• _What is being asked_
In the listing below, find every line containing "name" and copy it out.
## START
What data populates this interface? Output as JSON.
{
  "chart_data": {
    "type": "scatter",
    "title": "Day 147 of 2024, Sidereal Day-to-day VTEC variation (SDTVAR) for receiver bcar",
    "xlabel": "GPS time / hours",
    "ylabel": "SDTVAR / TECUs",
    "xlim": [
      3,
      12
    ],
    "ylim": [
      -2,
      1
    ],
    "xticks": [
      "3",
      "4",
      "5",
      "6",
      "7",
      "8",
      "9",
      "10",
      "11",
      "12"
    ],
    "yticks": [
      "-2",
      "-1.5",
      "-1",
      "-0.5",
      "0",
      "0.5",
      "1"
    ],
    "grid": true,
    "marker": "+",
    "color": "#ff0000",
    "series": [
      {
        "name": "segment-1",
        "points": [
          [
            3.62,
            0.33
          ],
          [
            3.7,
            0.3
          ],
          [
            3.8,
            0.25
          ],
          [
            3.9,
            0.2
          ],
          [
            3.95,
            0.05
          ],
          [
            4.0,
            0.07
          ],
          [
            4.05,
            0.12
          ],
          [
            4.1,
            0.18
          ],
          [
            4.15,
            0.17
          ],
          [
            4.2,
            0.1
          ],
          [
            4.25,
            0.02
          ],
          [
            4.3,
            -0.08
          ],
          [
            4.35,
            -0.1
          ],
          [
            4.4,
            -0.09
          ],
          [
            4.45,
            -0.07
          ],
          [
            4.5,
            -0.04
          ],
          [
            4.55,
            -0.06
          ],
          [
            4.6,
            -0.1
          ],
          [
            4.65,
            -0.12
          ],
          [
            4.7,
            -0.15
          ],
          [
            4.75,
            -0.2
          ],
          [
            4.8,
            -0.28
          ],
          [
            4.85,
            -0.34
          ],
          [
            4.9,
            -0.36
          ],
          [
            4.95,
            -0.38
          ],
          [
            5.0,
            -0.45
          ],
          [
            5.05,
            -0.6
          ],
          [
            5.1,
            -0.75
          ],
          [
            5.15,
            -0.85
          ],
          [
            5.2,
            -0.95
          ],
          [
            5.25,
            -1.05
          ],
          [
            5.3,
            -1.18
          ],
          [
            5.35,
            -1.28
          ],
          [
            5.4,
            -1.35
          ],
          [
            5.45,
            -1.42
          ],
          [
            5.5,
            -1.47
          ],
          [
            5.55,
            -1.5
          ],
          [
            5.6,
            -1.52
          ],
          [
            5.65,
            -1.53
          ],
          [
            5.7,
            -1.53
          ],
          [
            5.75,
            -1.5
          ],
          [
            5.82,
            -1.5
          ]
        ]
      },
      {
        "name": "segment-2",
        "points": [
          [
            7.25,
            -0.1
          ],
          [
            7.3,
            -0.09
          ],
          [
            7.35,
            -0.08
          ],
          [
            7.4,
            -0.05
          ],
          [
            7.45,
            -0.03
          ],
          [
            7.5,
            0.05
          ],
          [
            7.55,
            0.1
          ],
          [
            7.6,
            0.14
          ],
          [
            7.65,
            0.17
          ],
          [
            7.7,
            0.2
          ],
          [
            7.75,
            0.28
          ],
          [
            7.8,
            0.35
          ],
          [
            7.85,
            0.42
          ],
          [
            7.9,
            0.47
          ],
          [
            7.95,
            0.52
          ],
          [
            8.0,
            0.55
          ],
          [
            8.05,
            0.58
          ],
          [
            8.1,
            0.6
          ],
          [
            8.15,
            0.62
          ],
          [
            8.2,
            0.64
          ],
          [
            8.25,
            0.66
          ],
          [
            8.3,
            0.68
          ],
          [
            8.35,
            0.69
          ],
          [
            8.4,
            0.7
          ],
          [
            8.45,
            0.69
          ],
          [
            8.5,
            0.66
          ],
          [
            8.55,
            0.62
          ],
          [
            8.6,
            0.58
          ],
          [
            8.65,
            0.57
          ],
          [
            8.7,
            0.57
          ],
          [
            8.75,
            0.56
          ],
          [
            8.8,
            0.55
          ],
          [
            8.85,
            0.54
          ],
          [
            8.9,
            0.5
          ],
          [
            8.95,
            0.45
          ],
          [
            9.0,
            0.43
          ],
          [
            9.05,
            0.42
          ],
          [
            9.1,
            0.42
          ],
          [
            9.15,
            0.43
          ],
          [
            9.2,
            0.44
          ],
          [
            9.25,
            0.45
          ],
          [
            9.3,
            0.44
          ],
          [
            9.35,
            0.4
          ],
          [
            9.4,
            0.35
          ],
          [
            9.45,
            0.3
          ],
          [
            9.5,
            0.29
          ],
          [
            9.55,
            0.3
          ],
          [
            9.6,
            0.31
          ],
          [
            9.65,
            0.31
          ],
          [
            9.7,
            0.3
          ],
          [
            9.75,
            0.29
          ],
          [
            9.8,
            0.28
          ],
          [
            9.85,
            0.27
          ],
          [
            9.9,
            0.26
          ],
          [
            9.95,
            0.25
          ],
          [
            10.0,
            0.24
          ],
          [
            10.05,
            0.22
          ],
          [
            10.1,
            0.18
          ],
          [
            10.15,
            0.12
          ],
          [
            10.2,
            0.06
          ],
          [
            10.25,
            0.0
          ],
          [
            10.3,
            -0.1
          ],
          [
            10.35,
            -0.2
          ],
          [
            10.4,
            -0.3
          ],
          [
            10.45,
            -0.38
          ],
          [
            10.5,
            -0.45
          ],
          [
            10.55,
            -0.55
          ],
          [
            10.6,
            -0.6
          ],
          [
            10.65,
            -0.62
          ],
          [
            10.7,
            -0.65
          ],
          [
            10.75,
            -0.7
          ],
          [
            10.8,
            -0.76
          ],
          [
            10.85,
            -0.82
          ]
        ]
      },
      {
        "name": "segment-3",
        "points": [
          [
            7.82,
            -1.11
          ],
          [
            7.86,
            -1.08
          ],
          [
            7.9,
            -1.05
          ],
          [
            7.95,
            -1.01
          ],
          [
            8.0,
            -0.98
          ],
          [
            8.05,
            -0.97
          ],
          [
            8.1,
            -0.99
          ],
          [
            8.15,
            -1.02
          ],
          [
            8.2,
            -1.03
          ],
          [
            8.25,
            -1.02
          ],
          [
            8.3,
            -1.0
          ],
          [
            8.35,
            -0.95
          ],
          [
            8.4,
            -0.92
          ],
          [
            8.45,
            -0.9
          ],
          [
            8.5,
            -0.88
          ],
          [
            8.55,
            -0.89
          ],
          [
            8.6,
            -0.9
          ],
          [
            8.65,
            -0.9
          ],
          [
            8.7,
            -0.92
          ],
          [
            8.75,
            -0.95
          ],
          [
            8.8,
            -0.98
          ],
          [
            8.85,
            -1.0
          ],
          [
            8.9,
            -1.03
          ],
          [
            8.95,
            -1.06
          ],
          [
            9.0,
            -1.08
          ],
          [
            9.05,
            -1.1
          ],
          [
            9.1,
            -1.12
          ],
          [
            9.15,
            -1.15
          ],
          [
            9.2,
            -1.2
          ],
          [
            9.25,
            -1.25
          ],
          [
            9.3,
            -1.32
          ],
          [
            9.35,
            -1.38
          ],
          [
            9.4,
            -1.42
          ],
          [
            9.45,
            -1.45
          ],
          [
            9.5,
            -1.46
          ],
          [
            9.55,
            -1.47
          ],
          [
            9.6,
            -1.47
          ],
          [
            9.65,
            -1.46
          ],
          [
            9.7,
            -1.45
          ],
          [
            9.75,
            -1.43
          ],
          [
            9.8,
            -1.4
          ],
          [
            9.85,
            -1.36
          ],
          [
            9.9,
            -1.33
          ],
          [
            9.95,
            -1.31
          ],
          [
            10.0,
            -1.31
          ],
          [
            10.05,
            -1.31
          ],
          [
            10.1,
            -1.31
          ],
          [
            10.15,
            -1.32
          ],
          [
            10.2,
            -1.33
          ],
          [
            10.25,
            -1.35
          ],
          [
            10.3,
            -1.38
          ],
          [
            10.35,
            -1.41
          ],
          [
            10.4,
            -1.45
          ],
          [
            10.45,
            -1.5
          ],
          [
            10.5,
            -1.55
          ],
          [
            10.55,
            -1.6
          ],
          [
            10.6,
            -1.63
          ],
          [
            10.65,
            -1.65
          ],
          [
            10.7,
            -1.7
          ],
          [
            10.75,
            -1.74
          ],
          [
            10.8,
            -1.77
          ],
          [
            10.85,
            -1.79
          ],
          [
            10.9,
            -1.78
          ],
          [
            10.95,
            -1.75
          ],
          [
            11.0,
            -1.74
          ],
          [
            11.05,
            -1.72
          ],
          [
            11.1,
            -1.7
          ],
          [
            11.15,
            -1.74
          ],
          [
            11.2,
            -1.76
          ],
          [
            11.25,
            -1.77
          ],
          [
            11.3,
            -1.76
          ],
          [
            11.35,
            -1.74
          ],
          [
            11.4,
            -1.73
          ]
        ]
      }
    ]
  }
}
## END
• _Result of the exercise_
        "name": "segment-1",
        "name": "segment-2",
        "name": "segment-3",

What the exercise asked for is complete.